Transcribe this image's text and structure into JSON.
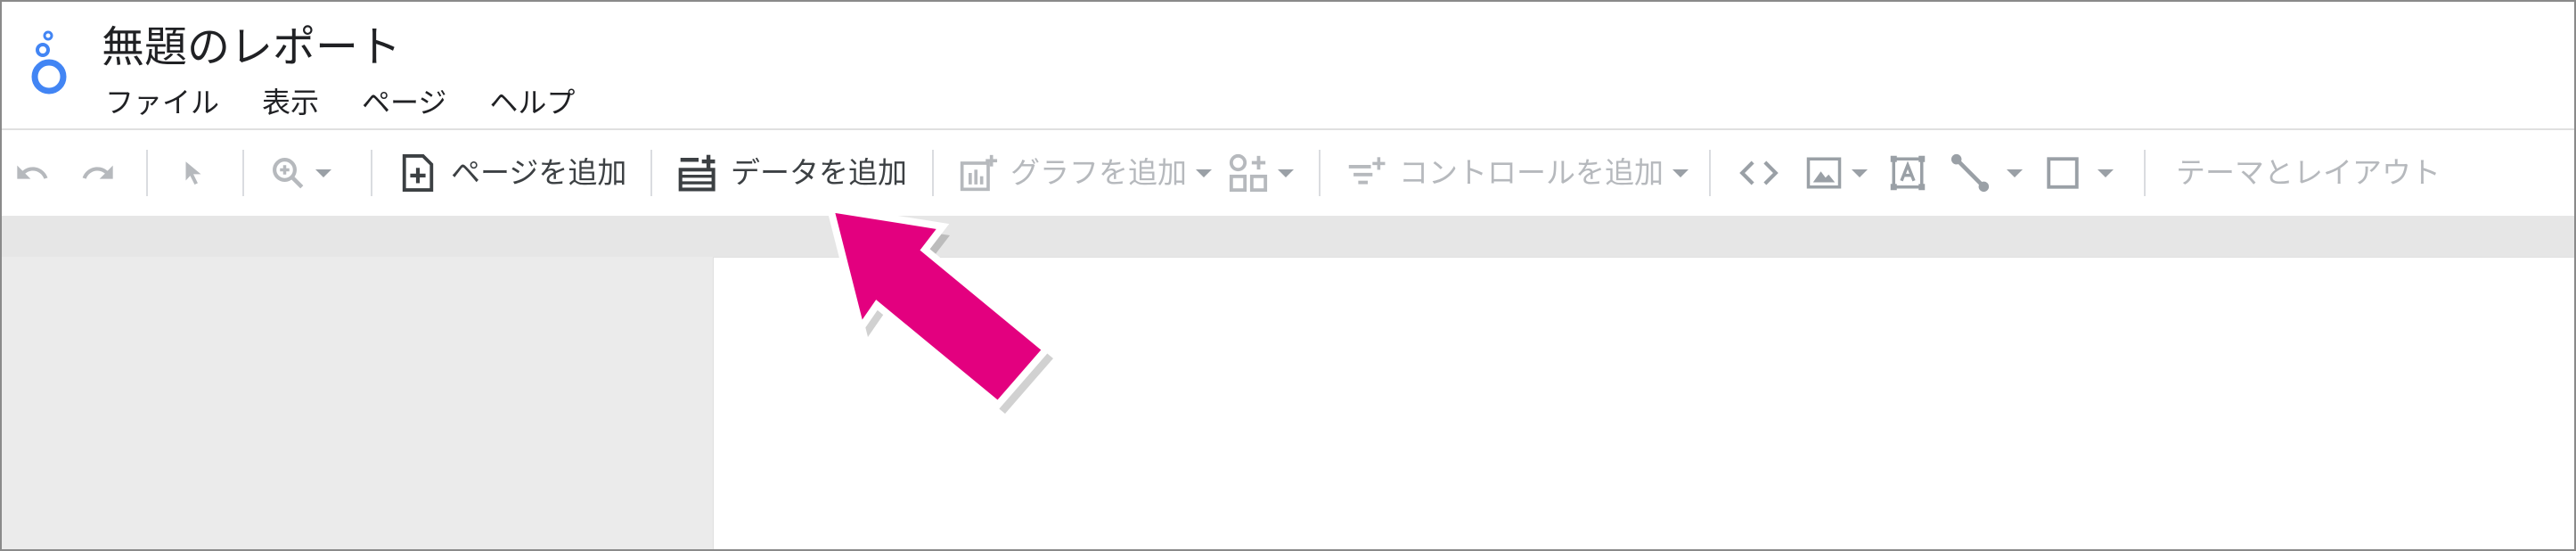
{
  "app": {
    "title": "無題のレポート"
  },
  "menu": {
    "items": [
      "ファイル",
      "表示",
      "ページ",
      "ヘルプ"
    ]
  },
  "toolbar": {
    "add_page_label": "ページを追加",
    "add_data_label": "データを追加",
    "add_chart_label": "グラフを追加",
    "add_control_label": "コントロールを追加",
    "theme_layout_label": "テーマとレイアウト"
  },
  "colors": {
    "logo_blue": "#4285f4",
    "callout_arrow": "#e3007f",
    "toolbar_dark": "#3c4043",
    "toolbar_disabled": "#b6b9bd",
    "canvas_gray": "#ebebeb"
  },
  "icons": [
    "looker-studio-logo-icon",
    "undo-icon",
    "redo-icon",
    "select-pointer-icon",
    "zoom-icon",
    "add-page-icon",
    "add-data-icon",
    "add-chart-icon",
    "community-viz-icon",
    "add-control-icon",
    "embed-code-icon",
    "image-icon",
    "text-box-icon",
    "line-icon",
    "shape-icon",
    "callout-arrow-icon"
  ]
}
□ □ □
Short exercise>
Reproduce all the records verbatim, excluding images.

Response to the exercise>
Transcribe this image's text and structure into JSON.
{
  "app": {
    "title": "無題のレポート"
  },
  "menu": {
    "items": [
      "ファイル",
      "表示",
      "ページ",
      "ヘルプ"
    ]
  },
  "toolbar": {
    "add_page_label": "ページを追加",
    "add_data_label": "データを追加",
    "add_chart_label": "グラフを追加",
    "add_control_label": "コントロールを追加",
    "theme_layout_label": "テーマとレイアウト"
  },
  "colors": {
    "logo_blue": "#4285f4",
    "callout_arrow": "#e3007f",
    "toolbar_dark": "#3c4043",
    "toolbar_disabled": "#b6b9bd",
    "canvas_gray": "#ebebeb"
  },
  "icons": [
    "looker-studio-logo-icon",
    "undo-icon",
    "redo-icon",
    "select-pointer-icon",
    "zoom-icon",
    "add-page-icon",
    "add-data-icon",
    "add-chart-icon",
    "community-viz-icon",
    "add-control-icon",
    "embed-code-icon",
    "image-icon",
    "text-box-icon",
    "line-icon",
    "shape-icon",
    "callout-arrow-icon"
  ]
}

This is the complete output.